Stated exercise: Copy out each line containing "text" from the entries below.

Given records:
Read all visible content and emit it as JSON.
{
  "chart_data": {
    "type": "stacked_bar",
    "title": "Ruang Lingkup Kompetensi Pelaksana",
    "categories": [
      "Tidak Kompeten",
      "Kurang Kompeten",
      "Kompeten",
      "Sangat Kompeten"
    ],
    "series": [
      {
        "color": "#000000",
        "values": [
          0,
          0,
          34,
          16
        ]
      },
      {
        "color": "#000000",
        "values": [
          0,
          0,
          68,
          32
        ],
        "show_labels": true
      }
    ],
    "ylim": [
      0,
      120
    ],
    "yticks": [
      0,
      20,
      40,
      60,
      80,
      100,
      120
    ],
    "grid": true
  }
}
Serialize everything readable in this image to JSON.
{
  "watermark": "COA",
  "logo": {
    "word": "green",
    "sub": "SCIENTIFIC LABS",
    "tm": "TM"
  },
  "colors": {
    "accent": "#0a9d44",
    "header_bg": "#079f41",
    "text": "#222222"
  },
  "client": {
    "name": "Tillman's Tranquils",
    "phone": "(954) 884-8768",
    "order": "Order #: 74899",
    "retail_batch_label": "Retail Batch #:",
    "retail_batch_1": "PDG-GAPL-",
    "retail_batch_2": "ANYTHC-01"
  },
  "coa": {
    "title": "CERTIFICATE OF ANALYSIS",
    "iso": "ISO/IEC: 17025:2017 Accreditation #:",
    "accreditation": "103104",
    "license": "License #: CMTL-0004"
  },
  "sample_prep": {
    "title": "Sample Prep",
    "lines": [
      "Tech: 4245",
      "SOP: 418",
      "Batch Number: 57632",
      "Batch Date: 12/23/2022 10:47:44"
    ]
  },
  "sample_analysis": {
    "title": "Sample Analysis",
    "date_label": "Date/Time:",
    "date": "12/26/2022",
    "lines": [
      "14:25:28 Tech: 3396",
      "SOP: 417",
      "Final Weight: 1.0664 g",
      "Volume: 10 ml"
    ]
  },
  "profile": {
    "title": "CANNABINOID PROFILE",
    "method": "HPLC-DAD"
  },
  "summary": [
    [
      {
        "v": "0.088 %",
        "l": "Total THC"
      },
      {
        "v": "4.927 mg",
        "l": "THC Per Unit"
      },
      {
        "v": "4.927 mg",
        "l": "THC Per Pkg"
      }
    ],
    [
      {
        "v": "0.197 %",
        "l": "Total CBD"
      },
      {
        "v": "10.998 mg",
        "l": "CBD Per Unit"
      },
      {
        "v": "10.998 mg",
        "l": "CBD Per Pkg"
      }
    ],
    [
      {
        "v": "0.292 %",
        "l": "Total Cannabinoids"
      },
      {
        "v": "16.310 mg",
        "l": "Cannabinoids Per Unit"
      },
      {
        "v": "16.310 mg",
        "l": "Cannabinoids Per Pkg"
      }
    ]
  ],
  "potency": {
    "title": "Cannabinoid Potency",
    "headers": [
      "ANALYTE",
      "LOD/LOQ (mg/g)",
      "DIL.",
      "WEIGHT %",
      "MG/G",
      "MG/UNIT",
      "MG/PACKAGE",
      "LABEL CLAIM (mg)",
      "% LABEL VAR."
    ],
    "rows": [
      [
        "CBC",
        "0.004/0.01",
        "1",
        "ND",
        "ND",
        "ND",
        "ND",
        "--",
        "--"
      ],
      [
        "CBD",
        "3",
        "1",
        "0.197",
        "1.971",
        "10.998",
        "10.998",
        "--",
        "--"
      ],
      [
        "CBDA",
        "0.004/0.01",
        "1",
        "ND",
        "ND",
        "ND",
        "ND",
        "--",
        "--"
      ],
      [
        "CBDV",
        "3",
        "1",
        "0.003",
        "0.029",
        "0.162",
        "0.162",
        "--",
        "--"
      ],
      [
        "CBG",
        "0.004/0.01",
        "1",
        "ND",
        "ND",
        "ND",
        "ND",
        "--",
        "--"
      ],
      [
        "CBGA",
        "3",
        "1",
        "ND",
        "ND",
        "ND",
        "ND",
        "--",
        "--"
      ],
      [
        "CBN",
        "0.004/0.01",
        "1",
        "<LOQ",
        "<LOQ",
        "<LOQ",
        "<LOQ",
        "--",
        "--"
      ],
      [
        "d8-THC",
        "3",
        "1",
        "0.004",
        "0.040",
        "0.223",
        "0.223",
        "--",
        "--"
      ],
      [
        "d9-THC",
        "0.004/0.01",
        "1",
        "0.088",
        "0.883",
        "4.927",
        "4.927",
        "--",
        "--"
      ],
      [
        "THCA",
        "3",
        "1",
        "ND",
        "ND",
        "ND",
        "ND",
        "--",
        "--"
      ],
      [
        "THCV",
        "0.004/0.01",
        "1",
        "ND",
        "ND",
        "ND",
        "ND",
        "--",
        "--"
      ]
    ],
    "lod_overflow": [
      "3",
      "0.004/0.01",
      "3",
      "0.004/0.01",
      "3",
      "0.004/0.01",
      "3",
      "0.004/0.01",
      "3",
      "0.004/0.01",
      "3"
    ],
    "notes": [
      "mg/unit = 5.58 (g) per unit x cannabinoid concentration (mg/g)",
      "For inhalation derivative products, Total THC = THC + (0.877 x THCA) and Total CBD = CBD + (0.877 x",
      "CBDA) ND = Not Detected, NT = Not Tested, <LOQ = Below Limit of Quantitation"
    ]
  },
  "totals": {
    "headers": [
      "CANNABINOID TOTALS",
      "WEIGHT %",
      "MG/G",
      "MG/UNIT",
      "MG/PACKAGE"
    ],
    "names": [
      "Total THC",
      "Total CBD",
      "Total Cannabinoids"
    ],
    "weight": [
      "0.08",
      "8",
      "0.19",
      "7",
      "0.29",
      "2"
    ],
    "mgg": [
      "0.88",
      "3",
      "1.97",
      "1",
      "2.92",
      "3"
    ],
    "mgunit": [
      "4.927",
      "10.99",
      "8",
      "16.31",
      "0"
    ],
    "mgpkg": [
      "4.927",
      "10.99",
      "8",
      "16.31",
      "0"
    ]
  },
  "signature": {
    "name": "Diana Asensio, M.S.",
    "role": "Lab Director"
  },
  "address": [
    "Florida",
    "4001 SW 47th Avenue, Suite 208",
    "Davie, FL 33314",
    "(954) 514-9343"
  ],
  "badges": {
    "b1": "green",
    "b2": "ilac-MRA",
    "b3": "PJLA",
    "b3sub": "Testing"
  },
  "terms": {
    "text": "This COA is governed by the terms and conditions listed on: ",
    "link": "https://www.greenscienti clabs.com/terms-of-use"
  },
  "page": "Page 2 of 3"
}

Result for this exercise:
    "text": "#222222"
    "text": "This COA is governed by the terms and conditions listed on: ",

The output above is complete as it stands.